- Problem to work on -
Output the full listing below exactly, without the pictures.

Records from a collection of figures

— BEGIN —

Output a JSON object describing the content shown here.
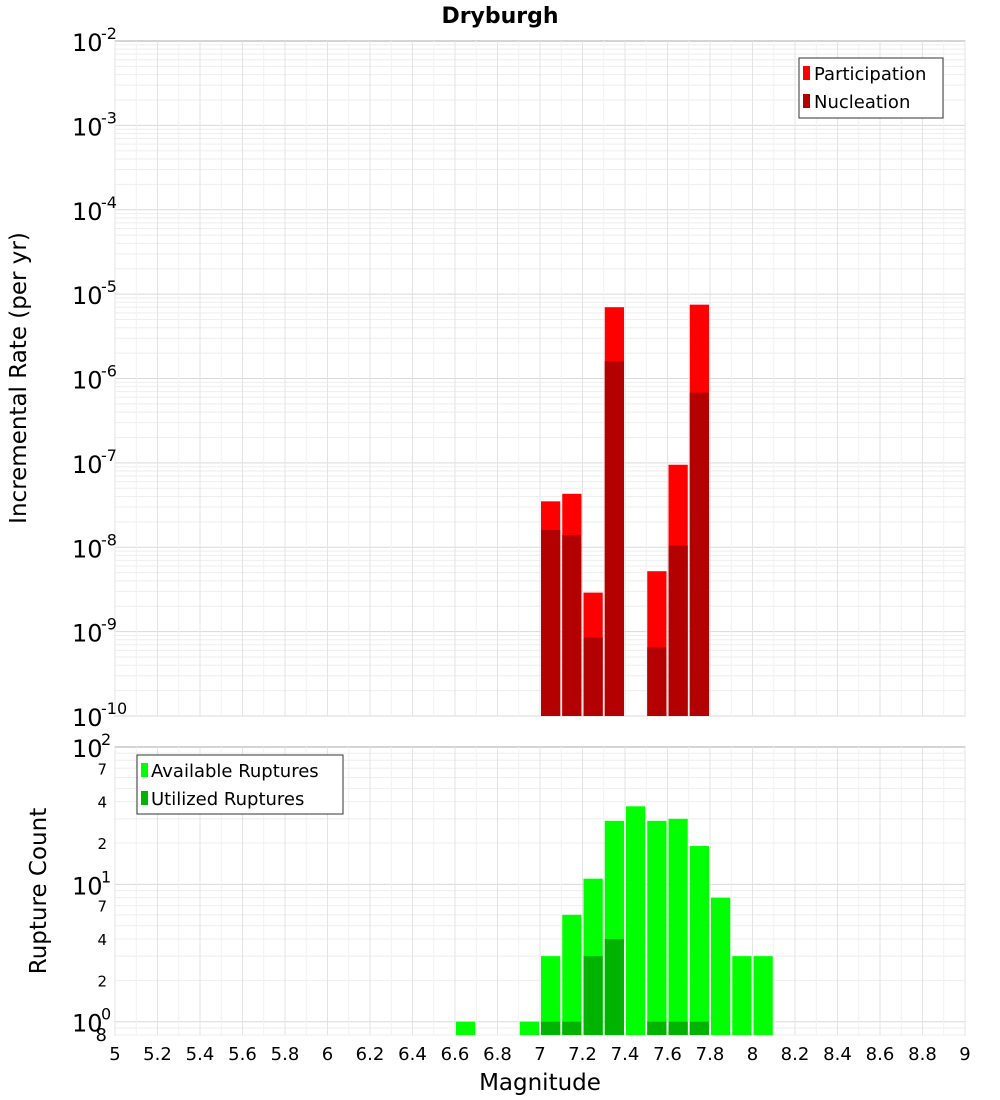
{
  "chart_data": [
    {
      "type": "bar",
      "title": "Dryburgh",
      "xlabel": "",
      "ylabel": "Incremental Rate (per yr)",
      "yscale": "log",
      "ylim": [
        1e-10,
        0.01
      ],
      "y_tick_labels": [
        {
          "base": "10",
          "exp": "-10"
        },
        {
          "base": "10",
          "exp": "-9"
        },
        {
          "base": "10",
          "exp": "-8"
        },
        {
          "base": "10",
          "exp": "-7"
        },
        {
          "base": "10",
          "exp": "-6"
        },
        {
          "base": "10",
          "exp": "-5"
        },
        {
          "base": "10",
          "exp": "-4"
        },
        {
          "base": "10",
          "exp": "-3"
        },
        {
          "base": "10",
          "exp": "-2"
        }
      ],
      "grid": true,
      "legend": {
        "position": "top-right",
        "entries": [
          "Participation",
          "Nucleation"
        ]
      },
      "x": [
        7.05,
        7.15,
        7.25,
        7.35,
        7.55,
        7.65,
        7.75
      ],
      "series": [
        {
          "name": "Participation",
          "color": "#ff0000",
          "values": [
            3.5e-08,
            4.3e-08,
            2.9e-09,
            7e-06,
            5.2e-09,
            9.5e-08,
            7.5e-06
          ]
        },
        {
          "name": "Nucleation",
          "color": "#b30000",
          "values": [
            1.6e-08,
            1.4e-08,
            8.5e-10,
            1.6e-06,
            6.5e-10,
            1.05e-08,
            6.8e-07
          ]
        }
      ]
    },
    {
      "type": "bar",
      "title": "",
      "xlabel": "Magnitude",
      "ylabel": "Rupture Count",
      "yscale": "log",
      "ylim": [
        0.8,
        100
      ],
      "y_tick_labels": [
        {
          "base": "10",
          "exp": "0"
        },
        {
          "base": "10",
          "exp": "1"
        },
        {
          "base": "10",
          "exp": "2"
        }
      ],
      "y_minor_labels": [
        "8",
        "2",
        "4",
        "7",
        "2",
        "4",
        "7"
      ],
      "x_tick_labels": [
        "5",
        "5.2",
        "5.4",
        "5.6",
        "5.8",
        "6",
        "6.2",
        "6.4",
        "6.6",
        "6.8",
        "7",
        "7.2",
        "7.4",
        "7.6",
        "7.8",
        "8",
        "8.2",
        "8.4",
        "8.6",
        "8.8",
        "9"
      ],
      "xlim": [
        5,
        9
      ],
      "grid": true,
      "legend": {
        "position": "top-left",
        "entries": [
          "Available Ruptures",
          "Utilized Ruptures"
        ]
      },
      "x": [
        6.65,
        6.95,
        7.05,
        7.15,
        7.25,
        7.35,
        7.45,
        7.55,
        7.65,
        7.75,
        7.85,
        7.95,
        8.05
      ],
      "series": [
        {
          "name": "Available Ruptures",
          "color": "#00ff00",
          "values": [
            1,
            1,
            3,
            6,
            11,
            29,
            37,
            29,
            30,
            19,
            8,
            3,
            3
          ]
        },
        {
          "name": "Utilized Ruptures",
          "color": "#00b300",
          "values": [
            0,
            0,
            1,
            1,
            3,
            4,
            0,
            1,
            1,
            1,
            0,
            0,
            0
          ]
        }
      ]
    }
  ]
}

— END —

- Reply -
Output a JSON object describing the content shown here.
{
  "chart_data": [
    {
      "type": "bar",
      "title": "Dryburgh",
      "xlabel": "",
      "ylabel": "Incremental Rate (per yr)",
      "yscale": "log",
      "ylim": [
        1e-10,
        0.01
      ],
      "y_tick_labels": [
        {
          "base": "10",
          "exp": "-10"
        },
        {
          "base": "10",
          "exp": "-9"
        },
        {
          "base": "10",
          "exp": "-8"
        },
        {
          "base": "10",
          "exp": "-7"
        },
        {
          "base": "10",
          "exp": "-6"
        },
        {
          "base": "10",
          "exp": "-5"
        },
        {
          "base": "10",
          "exp": "-4"
        },
        {
          "base": "10",
          "exp": "-3"
        },
        {
          "base": "10",
          "exp": "-2"
        }
      ],
      "grid": true,
      "legend": {
        "position": "top-right",
        "entries": [
          "Participation",
          "Nucleation"
        ]
      },
      "x": [
        7.05,
        7.15,
        7.25,
        7.35,
        7.55,
        7.65,
        7.75
      ],
      "series": [
        {
          "name": "Participation",
          "color": "#ff0000",
          "values": [
            3.5e-08,
            4.3e-08,
            2.9e-09,
            7e-06,
            5.2e-09,
            9.5e-08,
            7.5e-06
          ]
        },
        {
          "name": "Nucleation",
          "color": "#b30000",
          "values": [
            1.6e-08,
            1.4e-08,
            8.5e-10,
            1.6e-06,
            6.5e-10,
            1.05e-08,
            6.8e-07
          ]
        }
      ]
    },
    {
      "type": "bar",
      "title": "",
      "xlabel": "Magnitude",
      "ylabel": "Rupture Count",
      "yscale": "log",
      "ylim": [
        0.8,
        100
      ],
      "y_tick_labels": [
        {
          "base": "10",
          "exp": "0"
        },
        {
          "base": "10",
          "exp": "1"
        },
        {
          "base": "10",
          "exp": "2"
        }
      ],
      "y_minor_labels": [
        "8",
        "2",
        "4",
        "7",
        "2",
        "4",
        "7"
      ],
      "x_tick_labels": [
        "5",
        "5.2",
        "5.4",
        "5.6",
        "5.8",
        "6",
        "6.2",
        "6.4",
        "6.6",
        "6.8",
        "7",
        "7.2",
        "7.4",
        "7.6",
        "7.8",
        "8",
        "8.2",
        "8.4",
        "8.6",
        "8.8",
        "9"
      ],
      "xlim": [
        5,
        9
      ],
      "grid": true,
      "legend": {
        "position": "top-left",
        "entries": [
          "Available Ruptures",
          "Utilized Ruptures"
        ]
      },
      "x": [
        6.65,
        6.95,
        7.05,
        7.15,
        7.25,
        7.35,
        7.45,
        7.55,
        7.65,
        7.75,
        7.85,
        7.95,
        8.05
      ],
      "series": [
        {
          "name": "Available Ruptures",
          "color": "#00ff00",
          "values": [
            1,
            1,
            3,
            6,
            11,
            29,
            37,
            29,
            30,
            19,
            8,
            3,
            3
          ]
        },
        {
          "name": "Utilized Ruptures",
          "color": "#00b300",
          "values": [
            0,
            0,
            1,
            1,
            3,
            4,
            0,
            1,
            1,
            1,
            0,
            0,
            0
          ]
        }
      ]
    }
  ]
}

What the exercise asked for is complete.